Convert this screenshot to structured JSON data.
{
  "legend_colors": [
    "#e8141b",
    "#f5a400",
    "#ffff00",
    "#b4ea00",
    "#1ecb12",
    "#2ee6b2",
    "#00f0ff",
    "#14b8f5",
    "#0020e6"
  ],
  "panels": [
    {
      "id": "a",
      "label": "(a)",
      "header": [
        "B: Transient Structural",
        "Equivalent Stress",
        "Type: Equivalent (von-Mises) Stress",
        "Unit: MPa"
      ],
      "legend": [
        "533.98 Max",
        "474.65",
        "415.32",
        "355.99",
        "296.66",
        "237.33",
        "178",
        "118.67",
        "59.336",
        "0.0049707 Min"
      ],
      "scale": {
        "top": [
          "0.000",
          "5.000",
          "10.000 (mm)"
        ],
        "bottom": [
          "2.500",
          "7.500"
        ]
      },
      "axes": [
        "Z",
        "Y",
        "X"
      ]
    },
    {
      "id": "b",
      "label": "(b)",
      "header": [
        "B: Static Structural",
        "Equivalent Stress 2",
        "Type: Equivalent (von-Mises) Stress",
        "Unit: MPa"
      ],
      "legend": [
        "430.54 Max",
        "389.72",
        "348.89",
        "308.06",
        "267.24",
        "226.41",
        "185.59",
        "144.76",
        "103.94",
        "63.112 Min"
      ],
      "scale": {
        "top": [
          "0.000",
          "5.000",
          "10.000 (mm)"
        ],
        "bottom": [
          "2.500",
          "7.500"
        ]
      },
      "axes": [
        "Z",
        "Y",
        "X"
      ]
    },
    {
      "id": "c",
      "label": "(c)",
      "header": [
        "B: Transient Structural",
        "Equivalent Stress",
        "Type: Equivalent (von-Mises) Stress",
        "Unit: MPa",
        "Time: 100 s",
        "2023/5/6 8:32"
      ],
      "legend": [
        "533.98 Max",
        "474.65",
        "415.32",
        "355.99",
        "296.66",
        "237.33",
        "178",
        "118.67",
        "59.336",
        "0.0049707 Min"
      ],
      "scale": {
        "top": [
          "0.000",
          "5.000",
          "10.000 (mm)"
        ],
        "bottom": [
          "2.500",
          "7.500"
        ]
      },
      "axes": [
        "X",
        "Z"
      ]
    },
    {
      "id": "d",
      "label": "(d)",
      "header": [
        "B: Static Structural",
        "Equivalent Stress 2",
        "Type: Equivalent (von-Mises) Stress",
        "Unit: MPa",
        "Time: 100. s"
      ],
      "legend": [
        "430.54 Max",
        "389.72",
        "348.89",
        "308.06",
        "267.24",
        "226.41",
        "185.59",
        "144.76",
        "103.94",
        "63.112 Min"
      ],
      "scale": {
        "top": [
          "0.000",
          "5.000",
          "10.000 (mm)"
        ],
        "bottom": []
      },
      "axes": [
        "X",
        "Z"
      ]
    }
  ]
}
::::::
# YOUR INSTRUCTIONS
Print all of the entries exactly as they are written.

# RESPONSE TO THIS EXERCISE
Convert this screenshot to structured JSON data.
{
  "legend_colors": [
    "#e8141b",
    "#f5a400",
    "#ffff00",
    "#b4ea00",
    "#1ecb12",
    "#2ee6b2",
    "#00f0ff",
    "#14b8f5",
    "#0020e6"
  ],
  "panels": [
    {
      "id": "a",
      "label": "(a)",
      "header": [
        "B: Transient Structural",
        "Equivalent Stress",
        "Type: Equivalent (von-Mises) Stress",
        "Unit: MPa"
      ],
      "legend": [
        "533.98 Max",
        "474.65",
        "415.32",
        "355.99",
        "296.66",
        "237.33",
        "178",
        "118.67",
        "59.336",
        "0.0049707 Min"
      ],
      "scale": {
        "top": [
          "0.000",
          "5.000",
          "10.000 (mm)"
        ],
        "bottom": [
          "2.500",
          "7.500"
        ]
      },
      "axes": [
        "Z",
        "Y",
        "X"
      ]
    },
    {
      "id": "b",
      "label": "(b)",
      "header": [
        "B: Static Structural",
        "Equivalent Stress 2",
        "Type: Equivalent (von-Mises) Stress",
        "Unit: MPa"
      ],
      "legend": [
        "430.54 Max",
        "389.72",
        "348.89",
        "308.06",
        "267.24",
        "226.41",
        "185.59",
        "144.76",
        "103.94",
        "63.112 Min"
      ],
      "scale": {
        "top": [
          "0.000",
          "5.000",
          "10.000 (mm)"
        ],
        "bottom": [
          "2.500",
          "7.500"
        ]
      },
      "axes": [
        "Z",
        "Y",
        "X"
      ]
    },
    {
      "id": "c",
      "label": "(c)",
      "header": [
        "B: Transient Structural",
        "Equivalent Stress",
        "Type: Equivalent (von-Mises) Stress",
        "Unit: MPa",
        "Time: 100 s",
        "2023/5/6 8:32"
      ],
      "legend": [
        "533.98 Max",
        "474.65",
        "415.32",
        "355.99",
        "296.66",
        "237.33",
        "178",
        "118.67",
        "59.336",
        "0.0049707 Min"
      ],
      "scale": {
        "top": [
          "0.000",
          "5.000",
          "10.000 (mm)"
        ],
        "bottom": [
          "2.500",
          "7.500"
        ]
      },
      "axes": [
        "X",
        "Z"
      ]
    },
    {
      "id": "d",
      "label": "(d)",
      "header": [
        "B: Static Structural",
        "Equivalent Stress 2",
        "Type: Equivalent (von-Mises) Stress",
        "Unit: MPa",
        "Time: 100. s"
      ],
      "legend": [
        "430.54 Max",
        "389.72",
        "348.89",
        "308.06",
        "267.24",
        "226.41",
        "185.59",
        "144.76",
        "103.94",
        "63.112 Min"
      ],
      "scale": {
        "top": [
          "0.000",
          "5.000",
          "10.000 (mm)"
        ],
        "bottom": []
      },
      "axes": [
        "X",
        "Z"
      ]
    }
  ]
}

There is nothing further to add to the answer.